◆ **Aim**:
Take each line that has the word "connected" and return it.

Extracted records

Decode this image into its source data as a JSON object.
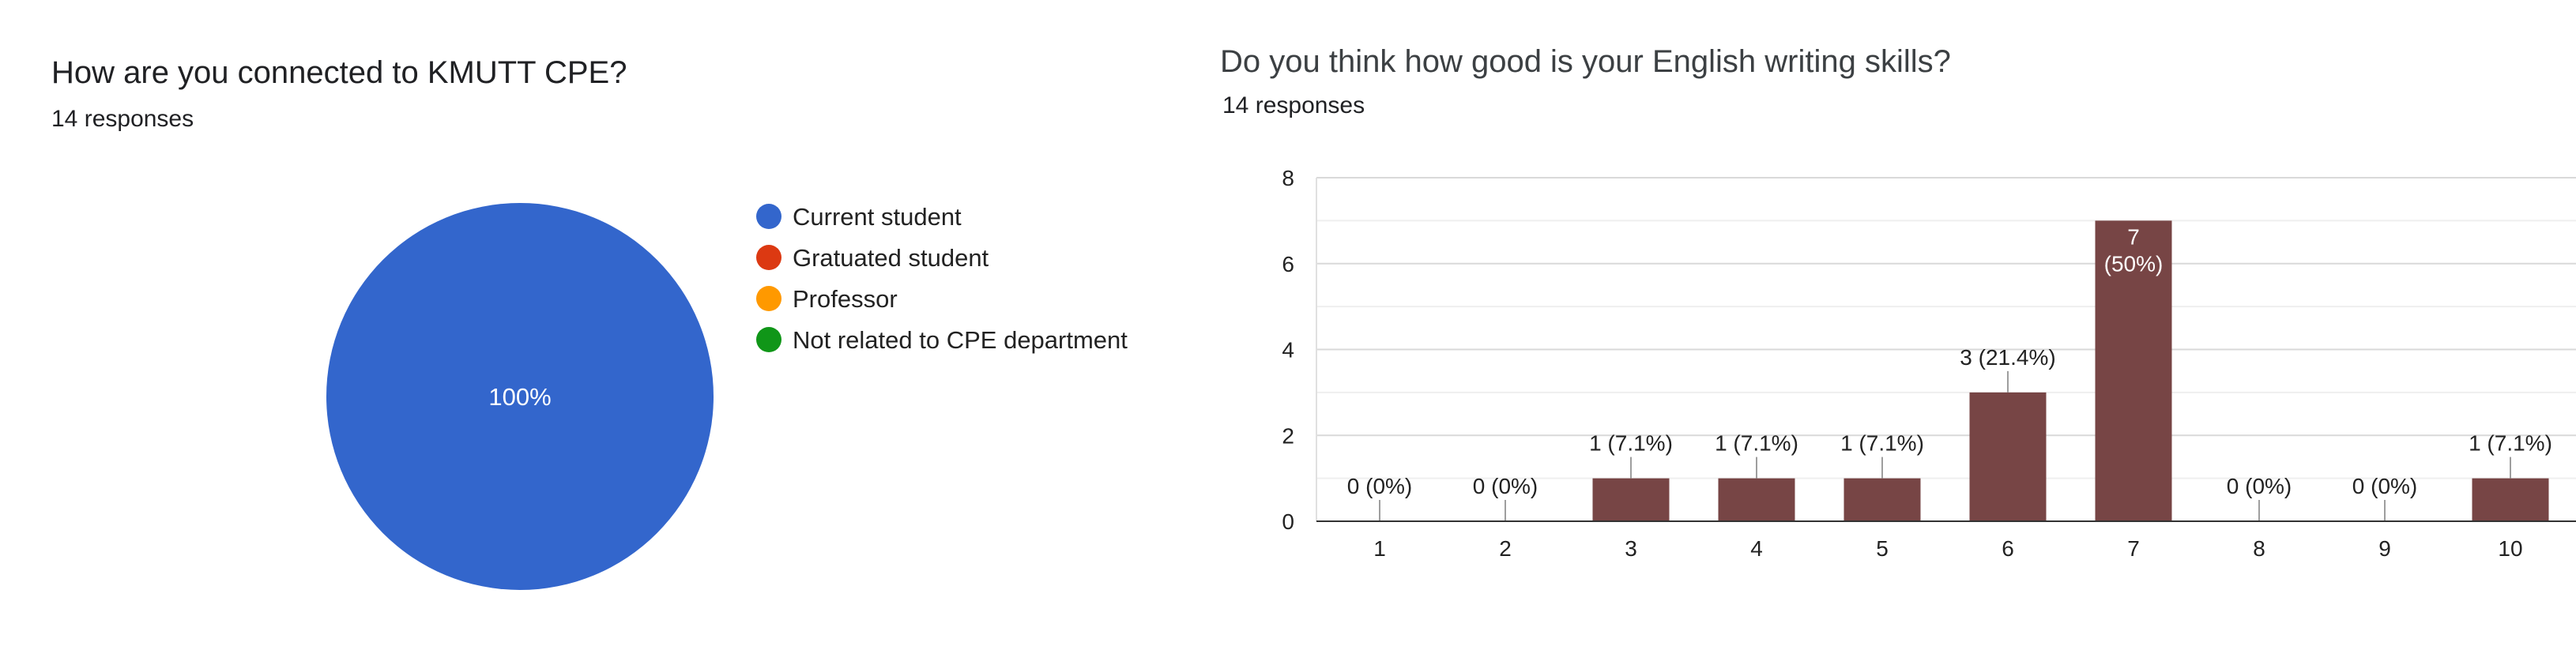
{
  "pie": {
    "title": "How are you connected to KMUTT CPE?",
    "subtitle": "14 responses"
  },
  "bar": {
    "title": "Do you think how good is your English writing skills?",
    "subtitle": "14 responses"
  },
  "chart_data": [
    {
      "type": "pie",
      "title": "How are you connected to KMUTT CPE?",
      "legend_position": "right",
      "slices": [
        {
          "label": "Current student",
          "value": 100,
          "color": "#3366cc"
        },
        {
          "label": "Gratuated student",
          "value": 0,
          "color": "#dc3912"
        },
        {
          "label": "Professor",
          "value": 0,
          "color": "#ff9900"
        },
        {
          "label": "Not related to CPE department",
          "value": 0,
          "color": "#109618"
        }
      ],
      "slice_labels": [
        "100%"
      ]
    },
    {
      "type": "bar",
      "title": "Do you think how good is your English writing skills?",
      "categories": [
        "1",
        "2",
        "3",
        "4",
        "5",
        "6",
        "7",
        "8",
        "9",
        "10"
      ],
      "values": [
        0,
        0,
        1,
        1,
        1,
        3,
        7,
        0,
        0,
        1
      ],
      "data_labels": [
        "0 (0%)",
        "0 (0%)",
        "1 (7.1%)",
        "1 (7.1%)",
        "1 (7.1%)",
        "3 (21.4%)",
        "7\n(50%)",
        "0 (0%)",
        "0 (0%)",
        "1 (7.1%)"
      ],
      "ylim": [
        0,
        8
      ],
      "yticks": [
        "0",
        "2",
        "4",
        "6",
        "8"
      ],
      "grid": true,
      "bar_color": "#774545"
    }
  ]
}
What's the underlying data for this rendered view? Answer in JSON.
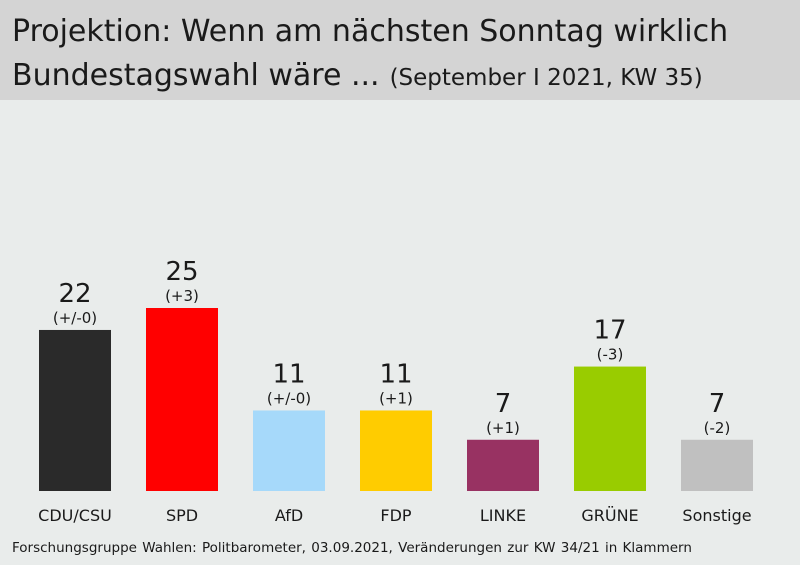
{
  "title": {
    "line1": "Projektion: Wenn am nächsten Sonntag wirklich",
    "line2": "Bundestagswahl wäre ...",
    "subtitle": "(September I 2021, KW 35)"
  },
  "footer": "Forschungsgruppe Wahlen: Politbarometer, 03.09.2021, Veränderungen zur KW 34/21 in Klammern",
  "chart_data": {
    "type": "bar",
    "categories": [
      "CDU/CSU",
      "SPD",
      "AfD",
      "FDP",
      "LINKE",
      "GRÜNE",
      "Sonstige"
    ],
    "values": [
      22,
      25,
      11,
      11,
      7,
      17,
      7
    ],
    "changes": [
      "(+/-0)",
      "(+3)",
      "(+/-0)",
      "(+1)",
      "(+1)",
      "(-3)",
      "(-2)"
    ],
    "colors": [
      "#2a2a2a",
      "#ff0000",
      "#a6d9fa",
      "#ffcc00",
      "#983262",
      "#99cc00",
      "#c0c0c0"
    ],
    "ylim": [
      0,
      25
    ],
    "grid": false,
    "legend": "none"
  }
}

◆ **Solution to this problem**:
    "title": "How are you connected to KMUTT CPE?",
      "title": "How are you connected to KMUTT CPE?",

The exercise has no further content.